- **Task to complete**
Going through the material below, please gather all lines with the word "tests" in them.

- **Records for processing**
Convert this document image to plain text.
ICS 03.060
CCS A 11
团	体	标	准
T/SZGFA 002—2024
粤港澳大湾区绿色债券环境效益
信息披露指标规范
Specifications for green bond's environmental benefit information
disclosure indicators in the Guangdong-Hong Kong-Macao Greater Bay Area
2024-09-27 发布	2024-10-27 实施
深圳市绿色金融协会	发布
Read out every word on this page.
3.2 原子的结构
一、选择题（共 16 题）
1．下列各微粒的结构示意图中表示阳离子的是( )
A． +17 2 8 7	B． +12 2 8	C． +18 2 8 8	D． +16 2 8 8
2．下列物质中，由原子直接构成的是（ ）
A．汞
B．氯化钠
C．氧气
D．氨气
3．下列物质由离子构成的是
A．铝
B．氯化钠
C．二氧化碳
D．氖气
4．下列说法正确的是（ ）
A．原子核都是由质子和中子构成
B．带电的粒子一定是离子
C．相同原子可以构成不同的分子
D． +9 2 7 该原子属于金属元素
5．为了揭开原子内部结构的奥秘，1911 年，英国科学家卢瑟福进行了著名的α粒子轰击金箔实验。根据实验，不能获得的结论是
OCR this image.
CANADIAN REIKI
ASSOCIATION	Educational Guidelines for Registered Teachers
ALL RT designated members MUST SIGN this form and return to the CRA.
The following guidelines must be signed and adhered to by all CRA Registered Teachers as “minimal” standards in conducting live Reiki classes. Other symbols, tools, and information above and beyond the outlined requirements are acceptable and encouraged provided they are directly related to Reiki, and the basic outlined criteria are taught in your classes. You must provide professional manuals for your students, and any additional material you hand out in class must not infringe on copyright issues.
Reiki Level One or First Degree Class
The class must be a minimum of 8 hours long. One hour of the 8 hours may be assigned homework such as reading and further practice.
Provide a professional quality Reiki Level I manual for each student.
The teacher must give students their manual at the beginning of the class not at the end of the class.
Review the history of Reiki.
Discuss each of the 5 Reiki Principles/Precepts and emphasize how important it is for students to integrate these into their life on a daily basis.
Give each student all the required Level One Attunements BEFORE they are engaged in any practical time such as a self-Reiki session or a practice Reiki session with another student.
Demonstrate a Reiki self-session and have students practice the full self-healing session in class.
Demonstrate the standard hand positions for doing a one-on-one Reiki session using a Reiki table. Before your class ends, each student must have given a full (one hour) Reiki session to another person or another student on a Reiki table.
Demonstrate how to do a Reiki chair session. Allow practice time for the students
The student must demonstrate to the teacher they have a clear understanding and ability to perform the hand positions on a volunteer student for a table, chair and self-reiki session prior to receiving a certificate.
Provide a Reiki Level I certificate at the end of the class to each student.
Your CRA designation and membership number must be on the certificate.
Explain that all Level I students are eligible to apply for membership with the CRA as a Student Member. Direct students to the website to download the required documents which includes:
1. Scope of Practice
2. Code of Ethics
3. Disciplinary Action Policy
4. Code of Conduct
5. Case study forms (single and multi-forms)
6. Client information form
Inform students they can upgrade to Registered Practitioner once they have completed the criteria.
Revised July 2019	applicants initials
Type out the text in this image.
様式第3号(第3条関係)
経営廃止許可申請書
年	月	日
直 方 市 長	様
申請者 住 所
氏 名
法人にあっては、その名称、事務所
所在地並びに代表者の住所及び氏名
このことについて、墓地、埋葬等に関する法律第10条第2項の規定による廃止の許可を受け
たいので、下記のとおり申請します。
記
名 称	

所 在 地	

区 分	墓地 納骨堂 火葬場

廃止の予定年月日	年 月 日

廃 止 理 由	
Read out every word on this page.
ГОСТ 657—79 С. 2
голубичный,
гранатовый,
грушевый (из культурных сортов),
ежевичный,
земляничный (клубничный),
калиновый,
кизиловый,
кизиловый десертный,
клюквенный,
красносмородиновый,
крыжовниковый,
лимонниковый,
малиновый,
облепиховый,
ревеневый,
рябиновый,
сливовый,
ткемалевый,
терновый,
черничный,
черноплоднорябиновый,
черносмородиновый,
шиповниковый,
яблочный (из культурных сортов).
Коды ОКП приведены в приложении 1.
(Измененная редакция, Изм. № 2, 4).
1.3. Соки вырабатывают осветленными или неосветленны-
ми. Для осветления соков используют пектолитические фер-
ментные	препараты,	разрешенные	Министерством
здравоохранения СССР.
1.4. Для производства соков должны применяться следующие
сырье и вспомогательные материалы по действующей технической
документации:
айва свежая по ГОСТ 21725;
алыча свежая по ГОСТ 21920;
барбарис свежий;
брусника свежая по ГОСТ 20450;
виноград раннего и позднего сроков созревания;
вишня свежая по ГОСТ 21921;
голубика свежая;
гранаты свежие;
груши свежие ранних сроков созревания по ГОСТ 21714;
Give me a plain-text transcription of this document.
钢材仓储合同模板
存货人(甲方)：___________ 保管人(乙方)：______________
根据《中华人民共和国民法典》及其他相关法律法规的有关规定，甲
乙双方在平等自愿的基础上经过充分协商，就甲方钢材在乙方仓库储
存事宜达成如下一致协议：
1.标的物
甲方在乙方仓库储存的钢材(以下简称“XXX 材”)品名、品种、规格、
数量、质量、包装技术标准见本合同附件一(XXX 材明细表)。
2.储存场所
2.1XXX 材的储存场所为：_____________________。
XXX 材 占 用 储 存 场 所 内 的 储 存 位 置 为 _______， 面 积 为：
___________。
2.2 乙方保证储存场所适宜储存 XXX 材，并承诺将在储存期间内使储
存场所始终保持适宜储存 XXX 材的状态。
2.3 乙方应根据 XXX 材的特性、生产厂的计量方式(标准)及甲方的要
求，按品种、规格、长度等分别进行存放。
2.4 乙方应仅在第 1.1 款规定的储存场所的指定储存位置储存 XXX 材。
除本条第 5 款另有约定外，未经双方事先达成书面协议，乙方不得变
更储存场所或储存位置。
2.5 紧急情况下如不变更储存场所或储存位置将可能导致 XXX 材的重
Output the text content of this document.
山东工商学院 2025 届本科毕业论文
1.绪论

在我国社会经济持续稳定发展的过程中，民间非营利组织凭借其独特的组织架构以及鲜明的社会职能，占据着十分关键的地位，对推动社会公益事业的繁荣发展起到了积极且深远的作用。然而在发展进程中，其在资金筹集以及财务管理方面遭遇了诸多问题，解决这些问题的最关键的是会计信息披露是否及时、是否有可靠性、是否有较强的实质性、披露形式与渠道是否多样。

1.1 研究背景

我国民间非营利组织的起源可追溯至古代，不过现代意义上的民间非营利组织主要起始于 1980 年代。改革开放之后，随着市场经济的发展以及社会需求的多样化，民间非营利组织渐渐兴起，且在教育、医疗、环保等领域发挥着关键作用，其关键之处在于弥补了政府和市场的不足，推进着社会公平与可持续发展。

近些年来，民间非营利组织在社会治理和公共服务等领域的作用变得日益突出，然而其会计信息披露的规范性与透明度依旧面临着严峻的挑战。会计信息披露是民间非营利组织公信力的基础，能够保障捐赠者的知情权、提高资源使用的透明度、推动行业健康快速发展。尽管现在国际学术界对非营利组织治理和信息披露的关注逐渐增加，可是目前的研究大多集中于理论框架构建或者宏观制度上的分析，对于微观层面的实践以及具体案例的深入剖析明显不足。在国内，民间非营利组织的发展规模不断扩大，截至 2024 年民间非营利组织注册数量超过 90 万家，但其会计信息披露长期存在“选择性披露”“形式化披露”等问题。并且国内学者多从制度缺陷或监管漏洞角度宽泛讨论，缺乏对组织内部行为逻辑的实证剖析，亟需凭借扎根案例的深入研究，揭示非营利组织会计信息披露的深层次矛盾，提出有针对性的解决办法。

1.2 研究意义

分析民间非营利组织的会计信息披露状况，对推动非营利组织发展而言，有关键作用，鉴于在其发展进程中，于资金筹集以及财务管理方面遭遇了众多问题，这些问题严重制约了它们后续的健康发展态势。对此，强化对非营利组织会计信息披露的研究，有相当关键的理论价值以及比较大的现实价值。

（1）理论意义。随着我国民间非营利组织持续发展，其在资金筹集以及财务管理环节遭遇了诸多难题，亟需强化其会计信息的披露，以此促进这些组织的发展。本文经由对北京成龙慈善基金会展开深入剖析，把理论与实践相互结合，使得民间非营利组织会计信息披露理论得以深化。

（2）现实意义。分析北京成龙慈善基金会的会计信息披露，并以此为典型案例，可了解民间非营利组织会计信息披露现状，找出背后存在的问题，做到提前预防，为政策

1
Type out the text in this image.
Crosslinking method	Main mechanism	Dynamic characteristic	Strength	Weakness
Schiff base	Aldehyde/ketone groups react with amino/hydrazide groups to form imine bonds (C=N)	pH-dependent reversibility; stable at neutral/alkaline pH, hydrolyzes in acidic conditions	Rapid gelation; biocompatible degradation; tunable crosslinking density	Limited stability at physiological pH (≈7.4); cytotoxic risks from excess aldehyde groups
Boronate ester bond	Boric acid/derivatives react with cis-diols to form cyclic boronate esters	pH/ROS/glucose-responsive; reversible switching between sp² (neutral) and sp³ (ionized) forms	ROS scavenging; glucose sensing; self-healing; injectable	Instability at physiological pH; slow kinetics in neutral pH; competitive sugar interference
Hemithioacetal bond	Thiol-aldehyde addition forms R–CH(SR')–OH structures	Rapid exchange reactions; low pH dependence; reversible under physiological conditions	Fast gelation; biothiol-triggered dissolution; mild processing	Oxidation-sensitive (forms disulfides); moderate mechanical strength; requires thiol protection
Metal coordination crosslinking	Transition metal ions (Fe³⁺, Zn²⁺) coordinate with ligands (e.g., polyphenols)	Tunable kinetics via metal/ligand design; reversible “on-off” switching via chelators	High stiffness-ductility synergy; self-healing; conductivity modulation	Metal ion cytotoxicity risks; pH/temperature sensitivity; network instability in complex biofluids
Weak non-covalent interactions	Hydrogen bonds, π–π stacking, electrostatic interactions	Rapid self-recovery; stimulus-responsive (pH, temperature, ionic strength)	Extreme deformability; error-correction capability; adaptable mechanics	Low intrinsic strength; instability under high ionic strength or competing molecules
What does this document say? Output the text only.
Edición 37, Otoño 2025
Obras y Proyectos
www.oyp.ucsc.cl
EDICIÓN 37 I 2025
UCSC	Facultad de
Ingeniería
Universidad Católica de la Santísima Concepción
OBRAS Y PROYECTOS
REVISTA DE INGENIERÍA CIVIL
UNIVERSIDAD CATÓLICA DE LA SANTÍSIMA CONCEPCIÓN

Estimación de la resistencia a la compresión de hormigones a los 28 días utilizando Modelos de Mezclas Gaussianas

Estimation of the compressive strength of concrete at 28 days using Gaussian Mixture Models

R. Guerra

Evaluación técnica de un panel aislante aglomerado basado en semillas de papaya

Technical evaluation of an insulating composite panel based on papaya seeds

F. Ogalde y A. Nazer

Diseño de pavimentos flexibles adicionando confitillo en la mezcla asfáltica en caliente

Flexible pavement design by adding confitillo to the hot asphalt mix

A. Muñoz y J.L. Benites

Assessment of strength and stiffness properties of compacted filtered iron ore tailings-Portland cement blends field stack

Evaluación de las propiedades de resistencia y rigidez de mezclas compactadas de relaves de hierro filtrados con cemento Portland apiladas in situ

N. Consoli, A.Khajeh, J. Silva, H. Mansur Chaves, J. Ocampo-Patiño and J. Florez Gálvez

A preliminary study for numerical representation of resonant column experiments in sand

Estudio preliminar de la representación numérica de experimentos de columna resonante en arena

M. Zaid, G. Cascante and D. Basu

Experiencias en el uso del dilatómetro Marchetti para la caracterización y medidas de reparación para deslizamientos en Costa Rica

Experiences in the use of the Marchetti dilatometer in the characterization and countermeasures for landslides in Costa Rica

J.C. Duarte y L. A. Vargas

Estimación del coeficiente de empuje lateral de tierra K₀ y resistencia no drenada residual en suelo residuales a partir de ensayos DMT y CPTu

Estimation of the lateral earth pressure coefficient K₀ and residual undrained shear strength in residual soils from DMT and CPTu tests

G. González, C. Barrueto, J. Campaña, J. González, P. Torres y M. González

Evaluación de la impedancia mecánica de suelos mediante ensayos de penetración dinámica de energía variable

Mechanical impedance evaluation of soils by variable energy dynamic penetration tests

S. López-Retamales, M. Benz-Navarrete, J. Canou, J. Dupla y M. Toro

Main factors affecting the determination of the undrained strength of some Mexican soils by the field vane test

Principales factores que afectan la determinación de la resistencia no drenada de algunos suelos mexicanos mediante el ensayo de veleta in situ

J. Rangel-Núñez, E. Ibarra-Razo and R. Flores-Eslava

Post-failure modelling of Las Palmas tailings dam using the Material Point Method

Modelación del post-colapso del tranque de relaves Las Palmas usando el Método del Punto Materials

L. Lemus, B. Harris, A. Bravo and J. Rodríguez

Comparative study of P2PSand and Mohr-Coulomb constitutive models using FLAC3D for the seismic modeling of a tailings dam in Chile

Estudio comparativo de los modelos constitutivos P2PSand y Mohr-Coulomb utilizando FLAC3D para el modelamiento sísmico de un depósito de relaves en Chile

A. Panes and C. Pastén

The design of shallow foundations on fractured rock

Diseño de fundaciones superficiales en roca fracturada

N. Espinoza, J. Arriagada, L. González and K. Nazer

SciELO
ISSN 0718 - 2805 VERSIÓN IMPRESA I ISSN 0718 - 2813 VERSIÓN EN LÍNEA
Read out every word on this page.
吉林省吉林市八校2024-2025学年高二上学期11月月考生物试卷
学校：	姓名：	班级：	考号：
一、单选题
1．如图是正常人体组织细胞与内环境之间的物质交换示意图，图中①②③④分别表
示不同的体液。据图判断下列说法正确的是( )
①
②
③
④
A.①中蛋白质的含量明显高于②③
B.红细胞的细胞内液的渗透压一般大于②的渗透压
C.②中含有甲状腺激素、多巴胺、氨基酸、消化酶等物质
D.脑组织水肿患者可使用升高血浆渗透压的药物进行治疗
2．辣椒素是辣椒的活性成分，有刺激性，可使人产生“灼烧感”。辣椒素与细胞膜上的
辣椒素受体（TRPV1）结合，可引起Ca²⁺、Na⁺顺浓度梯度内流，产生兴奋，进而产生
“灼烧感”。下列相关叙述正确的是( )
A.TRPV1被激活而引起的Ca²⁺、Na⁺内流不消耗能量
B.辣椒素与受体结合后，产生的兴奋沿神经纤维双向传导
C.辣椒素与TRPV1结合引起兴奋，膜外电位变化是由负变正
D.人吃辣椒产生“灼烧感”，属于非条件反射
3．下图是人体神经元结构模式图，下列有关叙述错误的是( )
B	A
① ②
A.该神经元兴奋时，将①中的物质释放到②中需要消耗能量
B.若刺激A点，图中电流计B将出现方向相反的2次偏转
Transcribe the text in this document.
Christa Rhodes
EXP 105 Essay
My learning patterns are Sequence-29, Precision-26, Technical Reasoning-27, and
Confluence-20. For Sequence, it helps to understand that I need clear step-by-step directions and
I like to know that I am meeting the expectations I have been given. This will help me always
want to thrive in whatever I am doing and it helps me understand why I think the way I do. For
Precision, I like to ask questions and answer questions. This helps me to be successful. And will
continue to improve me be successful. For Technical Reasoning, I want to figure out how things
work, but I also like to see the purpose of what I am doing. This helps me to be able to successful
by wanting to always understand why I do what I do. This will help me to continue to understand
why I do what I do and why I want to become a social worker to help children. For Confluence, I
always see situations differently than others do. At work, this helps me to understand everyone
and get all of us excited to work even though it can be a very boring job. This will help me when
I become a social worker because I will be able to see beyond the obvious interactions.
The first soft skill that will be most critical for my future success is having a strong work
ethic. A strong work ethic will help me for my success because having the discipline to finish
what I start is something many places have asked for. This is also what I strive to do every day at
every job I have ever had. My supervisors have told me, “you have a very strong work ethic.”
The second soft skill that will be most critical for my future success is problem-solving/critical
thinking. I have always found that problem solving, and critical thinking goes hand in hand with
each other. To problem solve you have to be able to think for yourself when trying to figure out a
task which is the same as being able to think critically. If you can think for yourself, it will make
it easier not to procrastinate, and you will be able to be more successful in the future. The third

- **Result below**
Estimation of the lateral earth pressure coefficient K₀ and residual undrained shear strength in residual soils from DMT and CPTu tests
Mechanical impedance evaluation of soils by variable energy dynamic penetration tests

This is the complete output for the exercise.